=== Passage to read ===
Roger Westbrook  (born 26 May 1941), was a diplomat and formerly the British High Commissioner to Brunei, Tanzania and Ambassador to Zaire.

Biography

Early life 
Westbrook was born on 26 May 1941 and educated at Dulwich College and Hertford College.

Diplomatic career 
Westbrook's diplomatic career began after he began work with the Foreign Office as a Grade 5 Officer on 7 August 1964, later be promoted to Grade 9 Officer. In 1965, he became the Assistant Private Secretary to the Chancellory of the Duchy of Lancaster. From 1967 to 1970, he was posted to Yaoundé, Cameroon, and later Rio de Janeiro, Brazil in 1971. Transferred to the Foreign and Commonwealth Office (FCO) as their Private Secretary to the Minister of State in 1975, and Head of Chancery in Lisbon in 1977.

=== Stated task 1 ===
Copy the Roger Westbrook biography above word for word, from start to finish.

=== Data lines ===
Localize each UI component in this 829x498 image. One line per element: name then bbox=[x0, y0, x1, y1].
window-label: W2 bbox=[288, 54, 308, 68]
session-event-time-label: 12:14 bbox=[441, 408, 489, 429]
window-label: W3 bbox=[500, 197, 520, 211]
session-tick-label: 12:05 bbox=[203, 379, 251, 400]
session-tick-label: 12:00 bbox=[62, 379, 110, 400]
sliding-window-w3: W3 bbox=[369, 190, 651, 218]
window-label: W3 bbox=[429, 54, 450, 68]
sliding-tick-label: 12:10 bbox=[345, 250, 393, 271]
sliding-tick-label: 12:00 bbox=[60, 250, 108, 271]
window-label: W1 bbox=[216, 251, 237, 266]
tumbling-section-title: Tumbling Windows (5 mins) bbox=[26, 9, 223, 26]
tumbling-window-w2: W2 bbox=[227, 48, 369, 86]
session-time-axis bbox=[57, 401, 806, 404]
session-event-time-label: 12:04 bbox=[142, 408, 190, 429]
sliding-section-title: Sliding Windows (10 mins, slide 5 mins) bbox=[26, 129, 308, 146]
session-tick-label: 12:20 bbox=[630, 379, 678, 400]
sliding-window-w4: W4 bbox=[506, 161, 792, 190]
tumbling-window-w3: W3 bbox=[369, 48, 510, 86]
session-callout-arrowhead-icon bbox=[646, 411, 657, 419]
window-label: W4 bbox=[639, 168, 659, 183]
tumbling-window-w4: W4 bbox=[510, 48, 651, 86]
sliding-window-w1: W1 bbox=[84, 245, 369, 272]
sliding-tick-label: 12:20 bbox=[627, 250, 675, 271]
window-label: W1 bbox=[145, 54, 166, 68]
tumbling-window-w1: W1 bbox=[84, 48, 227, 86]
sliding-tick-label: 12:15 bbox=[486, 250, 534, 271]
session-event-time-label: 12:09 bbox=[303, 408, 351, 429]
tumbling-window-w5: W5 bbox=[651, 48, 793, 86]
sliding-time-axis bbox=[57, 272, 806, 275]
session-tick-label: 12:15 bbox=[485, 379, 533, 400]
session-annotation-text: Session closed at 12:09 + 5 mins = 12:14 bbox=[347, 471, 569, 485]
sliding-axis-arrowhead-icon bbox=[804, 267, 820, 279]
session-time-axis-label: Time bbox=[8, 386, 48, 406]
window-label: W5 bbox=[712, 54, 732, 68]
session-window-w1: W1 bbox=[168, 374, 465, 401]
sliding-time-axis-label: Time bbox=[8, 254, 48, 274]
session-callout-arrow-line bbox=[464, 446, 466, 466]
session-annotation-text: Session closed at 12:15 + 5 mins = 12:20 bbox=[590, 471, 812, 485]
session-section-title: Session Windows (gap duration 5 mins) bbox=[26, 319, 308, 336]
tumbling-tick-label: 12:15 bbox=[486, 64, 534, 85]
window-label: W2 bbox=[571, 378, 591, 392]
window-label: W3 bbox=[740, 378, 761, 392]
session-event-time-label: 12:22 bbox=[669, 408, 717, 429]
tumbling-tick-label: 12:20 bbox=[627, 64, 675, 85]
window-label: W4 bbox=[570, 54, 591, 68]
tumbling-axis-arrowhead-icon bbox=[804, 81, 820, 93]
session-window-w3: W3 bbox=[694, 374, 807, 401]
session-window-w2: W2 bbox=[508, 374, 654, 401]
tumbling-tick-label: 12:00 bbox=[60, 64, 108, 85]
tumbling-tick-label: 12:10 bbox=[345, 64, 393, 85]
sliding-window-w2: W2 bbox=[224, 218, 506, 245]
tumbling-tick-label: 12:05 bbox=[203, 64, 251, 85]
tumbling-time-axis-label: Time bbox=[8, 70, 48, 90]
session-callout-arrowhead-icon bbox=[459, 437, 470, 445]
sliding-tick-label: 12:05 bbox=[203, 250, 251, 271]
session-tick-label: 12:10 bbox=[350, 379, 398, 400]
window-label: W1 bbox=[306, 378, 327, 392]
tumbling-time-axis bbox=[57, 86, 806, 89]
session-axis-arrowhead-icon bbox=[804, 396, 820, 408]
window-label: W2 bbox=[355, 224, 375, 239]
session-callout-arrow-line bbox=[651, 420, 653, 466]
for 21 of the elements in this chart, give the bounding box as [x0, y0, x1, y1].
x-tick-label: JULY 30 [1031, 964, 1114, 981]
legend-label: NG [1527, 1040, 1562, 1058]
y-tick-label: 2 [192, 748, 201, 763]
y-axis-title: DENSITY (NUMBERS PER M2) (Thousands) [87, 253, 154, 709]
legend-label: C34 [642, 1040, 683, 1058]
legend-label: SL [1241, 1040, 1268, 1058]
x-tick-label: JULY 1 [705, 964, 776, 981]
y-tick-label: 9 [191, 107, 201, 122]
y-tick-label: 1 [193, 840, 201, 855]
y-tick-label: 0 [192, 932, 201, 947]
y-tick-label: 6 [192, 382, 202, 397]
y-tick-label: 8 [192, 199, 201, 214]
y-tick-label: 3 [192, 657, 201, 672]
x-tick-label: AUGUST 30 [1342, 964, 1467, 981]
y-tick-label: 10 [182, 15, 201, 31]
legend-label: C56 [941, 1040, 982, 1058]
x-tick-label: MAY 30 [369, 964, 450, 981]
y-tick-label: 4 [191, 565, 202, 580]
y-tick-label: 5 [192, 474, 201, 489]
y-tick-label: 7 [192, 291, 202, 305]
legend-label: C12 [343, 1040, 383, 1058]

=== Stated task 2 ===
Transcribe the records above from their first line, stopping after the line that contains "session-tick-label: 12:05 bbox=[203, 379, 251, 400]", with both of those lines included.

=== Exercise solution 1 ===
Roger Westbrook  (born 26 May 1941), was a diplomat and formerly the British High Commissioner to Brunei, Tanzania and Ambassador to Zaire.

Biography

Early life 
Westbrook was born on 26 May 1941 and educated at Dulwich College and Hertford College.

Diplomatic career 
Westbrook's diplomatic career began after he began work with the Foreign Office as a Grade 5 Officer on 7 August 1964, later be promoted to Grade 9 Officer. In 1965, he became the Assistant Private Secretary to the Chancellory of the Duchy of Lancaster. From 1967 to 1970, he was posted to Yaoundé, Cameroon, and later Rio de Janeiro, Brazil in 1971. Transferred to the Foreign and Commonwealth Office (FCO) as their Private Secretary to the Minister of State in 1975, and Head of Chancery in Lisbon in 1977.

=== Exercise solution 2 ===
Localize each UI component in this 829x498 image. One line per element: name then bbox=[x0, y0, x1, y1].
window-label: W2 bbox=[288, 54, 308, 68]
session-event-time-label: 12:14 bbox=[441, 408, 489, 429]
window-label: W3 bbox=[500, 197, 520, 211]
session-tick-label: 12:05 bbox=[203, 379, 251, 400]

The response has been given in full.